» Exercise description: Reproduce all entries precisely, down to the last character.

» Records from a data source:
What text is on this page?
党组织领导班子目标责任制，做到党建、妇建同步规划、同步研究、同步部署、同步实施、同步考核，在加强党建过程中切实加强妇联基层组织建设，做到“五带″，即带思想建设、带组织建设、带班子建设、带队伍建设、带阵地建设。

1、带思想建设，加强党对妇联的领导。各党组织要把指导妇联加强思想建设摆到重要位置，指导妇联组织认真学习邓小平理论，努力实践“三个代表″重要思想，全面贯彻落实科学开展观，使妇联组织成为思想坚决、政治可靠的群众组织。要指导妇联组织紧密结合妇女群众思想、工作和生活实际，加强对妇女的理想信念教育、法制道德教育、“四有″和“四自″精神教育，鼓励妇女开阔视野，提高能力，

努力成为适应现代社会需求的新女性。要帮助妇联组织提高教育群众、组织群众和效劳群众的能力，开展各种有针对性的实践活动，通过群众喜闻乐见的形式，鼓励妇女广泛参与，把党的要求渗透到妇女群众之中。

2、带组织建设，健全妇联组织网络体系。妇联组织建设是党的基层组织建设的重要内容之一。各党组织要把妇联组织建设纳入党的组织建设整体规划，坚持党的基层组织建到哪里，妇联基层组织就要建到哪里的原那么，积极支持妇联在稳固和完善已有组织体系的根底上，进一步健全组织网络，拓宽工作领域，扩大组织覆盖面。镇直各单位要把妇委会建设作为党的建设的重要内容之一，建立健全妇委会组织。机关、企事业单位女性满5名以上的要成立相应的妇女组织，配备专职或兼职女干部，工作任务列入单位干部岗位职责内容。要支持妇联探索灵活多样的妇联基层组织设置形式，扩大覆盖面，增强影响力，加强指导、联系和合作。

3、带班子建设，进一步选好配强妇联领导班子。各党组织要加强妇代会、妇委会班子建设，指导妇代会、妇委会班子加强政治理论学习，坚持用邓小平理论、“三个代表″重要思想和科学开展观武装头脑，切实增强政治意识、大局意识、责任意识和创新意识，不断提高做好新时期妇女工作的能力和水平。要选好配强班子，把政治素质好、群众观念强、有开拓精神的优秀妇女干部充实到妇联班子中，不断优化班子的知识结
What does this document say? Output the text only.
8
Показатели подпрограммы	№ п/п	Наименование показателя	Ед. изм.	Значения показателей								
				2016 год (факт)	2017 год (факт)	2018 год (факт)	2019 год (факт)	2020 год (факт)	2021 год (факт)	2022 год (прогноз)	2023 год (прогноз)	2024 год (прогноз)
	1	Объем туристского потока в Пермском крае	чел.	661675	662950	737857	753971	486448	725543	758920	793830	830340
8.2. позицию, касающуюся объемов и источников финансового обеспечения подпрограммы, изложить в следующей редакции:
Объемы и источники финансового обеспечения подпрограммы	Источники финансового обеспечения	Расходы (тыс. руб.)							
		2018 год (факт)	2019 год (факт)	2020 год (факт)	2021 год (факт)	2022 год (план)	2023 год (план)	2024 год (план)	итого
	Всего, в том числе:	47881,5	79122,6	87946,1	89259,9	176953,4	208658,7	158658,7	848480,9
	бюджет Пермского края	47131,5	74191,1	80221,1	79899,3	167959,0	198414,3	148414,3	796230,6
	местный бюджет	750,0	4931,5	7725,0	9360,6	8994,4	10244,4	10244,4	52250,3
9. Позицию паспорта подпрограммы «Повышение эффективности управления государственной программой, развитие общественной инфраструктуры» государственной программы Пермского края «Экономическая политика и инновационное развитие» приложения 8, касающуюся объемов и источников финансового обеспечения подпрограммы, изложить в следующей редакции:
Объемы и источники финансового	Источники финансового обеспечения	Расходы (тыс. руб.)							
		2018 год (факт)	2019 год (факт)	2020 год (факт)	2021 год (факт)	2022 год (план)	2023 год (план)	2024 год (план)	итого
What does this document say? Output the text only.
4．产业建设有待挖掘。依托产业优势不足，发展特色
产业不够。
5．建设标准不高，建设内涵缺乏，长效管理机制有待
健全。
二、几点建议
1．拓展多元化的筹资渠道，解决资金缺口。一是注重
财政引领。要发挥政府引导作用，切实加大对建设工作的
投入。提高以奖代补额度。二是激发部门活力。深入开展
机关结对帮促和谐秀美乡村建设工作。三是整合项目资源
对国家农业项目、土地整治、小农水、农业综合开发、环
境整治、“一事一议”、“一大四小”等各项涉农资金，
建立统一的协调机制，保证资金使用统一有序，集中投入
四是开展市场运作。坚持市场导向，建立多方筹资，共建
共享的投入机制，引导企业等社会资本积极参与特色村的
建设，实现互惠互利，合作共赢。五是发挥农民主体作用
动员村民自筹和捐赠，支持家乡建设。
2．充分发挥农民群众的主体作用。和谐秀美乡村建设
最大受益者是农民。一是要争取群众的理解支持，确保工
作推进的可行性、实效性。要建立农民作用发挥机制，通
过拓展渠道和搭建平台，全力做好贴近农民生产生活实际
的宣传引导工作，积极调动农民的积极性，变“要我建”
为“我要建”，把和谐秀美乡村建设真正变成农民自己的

» Solution to the exercise:
What text is on this page?
党组织领导班子目标责任制，做到党建、妇建同步规划、同步研究、同步部署、同步实施、同步考核，在加强党建过程中切实加强妇联基层组织建设，做到“五带″，即带思想建设、带组织建设、带班子建设、带队伍建设、带阵地建设。

1、带思想建设，加强党对妇联的领导。各党组织要把指导妇联加强思想建设摆到重要位置，指导妇联组织认真学习邓小平理论，努力实践“三个代表″重要思想，全面贯彻落实科学开展观，使妇联组织成为思想坚决、政治可靠的群众组织。要指导妇联组织紧密结合妇女群众思想、工作和生活实际，加强对妇女的理想信念教育、法制道德教育、“四有″和“四自″精神教育，鼓励妇女开阔视野，提高能力，

努力成为适应现代社会需求的新女性。要帮助妇联组织提高教育群众、组织群众和效劳群众的能力，开展各种有针对性的实践活动，通过群众喜闻乐见的形式，鼓励妇女广泛参与，把党的要求渗透到妇女群众之中。

2、带组织建设，健全妇联组织网络体系。妇联组织建设是党的基层组织建设的重要内容之一。各党组织要把妇联组织建设纳入党的组织建设整体规划，坚持党的基层组织建到哪里，妇联基层组织就要建到哪里的原那么，积极支持妇联在稳固和完善已有组织体系的根底上，进一步健全组织网络，拓宽工作领域，扩大组织覆盖面。镇直各单位要把妇委会建设作为党的建设的重要内容之一，建立健全妇委会组织。机关、企事业单位女性满5名以上的要成立相应的妇女组织，配备专职或兼职女干部，工作任务列入单位干部岗位职责内容。要支持妇联探索灵活多样的妇联基层组织设置形式，扩大覆盖面，增强影响力，加强指导、联系和合作。

3、带班子建设，进一步选好配强妇联领导班子。各党组织要加强妇代会、妇委会班子建设，指导妇代会、妇委会班子加强政治理论学习，坚持用邓小平理论、“三个代表″重要思想和科学开展观武装头脑，切实增强政治意识、大局意识、责任意识和创新意识，不断提高做好新时期妇女工作的能力和水平。要选好配强班子，把政治素质好、群众观念强、有开拓精神的优秀妇女干部充实到妇联班子中，不断优化班子的知识结
What does this document say? Output the text only.
8
Показатели подпрограммы	№ п/п	Наименование показателя	Ед. изм.	Значения показателей								
				2016 год (факт)	2017 год (факт)	2018 год (факт)	2019 год (факт)	2020 год (факт)	2021 год (факт)	2022 год (прогноз)	2023 год (прогноз)	2024 год (прогноз)
	1	Объем туристского потока в Пермском крае	чел.	661675	662950	737857	753971	486448	725543	758920	793830	830340
8.2. позицию, касающуюся объемов и источников финансового обеспечения подпрограммы, изложить в следующей редакции:
Объемы и источники финансового обеспечения подпрограммы	Источники финансового обеспечения	Расходы (тыс. руб.)							
		2018 год (факт)	2019 год (факт)	2020 год (факт)	2021 год (факт)	2022 год (план)	2023 год (план)	2024 год (план)	итого
	Всего, в том числе:	47881,5	79122,6	87946,1	89259,9	176953,4	208658,7	158658,7	848480,9
	бюджет Пермского края	47131,5	74191,1	80221,1	79899,3	167959,0	198414,3	148414,3	796230,6
	местный бюджет	750,0	4931,5	7725,0	9360,6	8994,4	10244,4	10244,4	52250,3
9. Позицию паспорта подпрограммы «Повышение эффективности управления государственной программой, развитие общественной инфраструктуры» государственной программы Пермского края «Экономическая политика и инновационное развитие» приложения 8, касающуюся объемов и источников финансового обеспечения подпрограммы, изложить в следующей редакции:
Объемы и источники финансового	Источники финансового обеспечения	Расходы (тыс. руб.)							
		2018 год (факт)	2019 год (факт)	2020 год (факт)	2021 год (факт)	2022 год (план)	2023 год (план)	2024 год (план)	итого
What does this document say? Output the text only.
4．产业建设有待挖掘。依托产业优势不足，发展特色
产业不够。
5．建设标准不高，建设内涵缺乏，长效管理机制有待
健全。
二、几点建议
1．拓展多元化的筹资渠道，解决资金缺口。一是注重
财政引领。要发挥政府引导作用，切实加大对建设工作的
投入。提高以奖代补额度。二是激发部门活力。深入开展
机关结对帮促和谐秀美乡村建设工作。三是整合项目资源
对国家农业项目、土地整治、小农水、农业综合开发、环
境整治、“一事一议”、“一大四小”等各项涉农资金，
建立统一的协调机制，保证资金使用统一有序，集中投入
四是开展市场运作。坚持市场导向，建立多方筹资，共建
共享的投入机制，引导企业等社会资本积极参与特色村的
建设，实现互惠互利，合作共赢。五是发挥农民主体作用
动员村民自筹和捐赠，支持家乡建设。
2．充分发挥农民群众的主体作用。和谐秀美乡村建设
最大受益者是农民。一是要争取群众的理解支持，确保工
作推进的可行性、实效性。要建立农民作用发挥机制，通
过拓展渠道和搭建平台，全力做好贴近农民生产生活实际
的宣传引导工作，积极调动农民的积极性，变“要我建”
为“我要建”，把和谐秀美乡村建设真正变成农民自己的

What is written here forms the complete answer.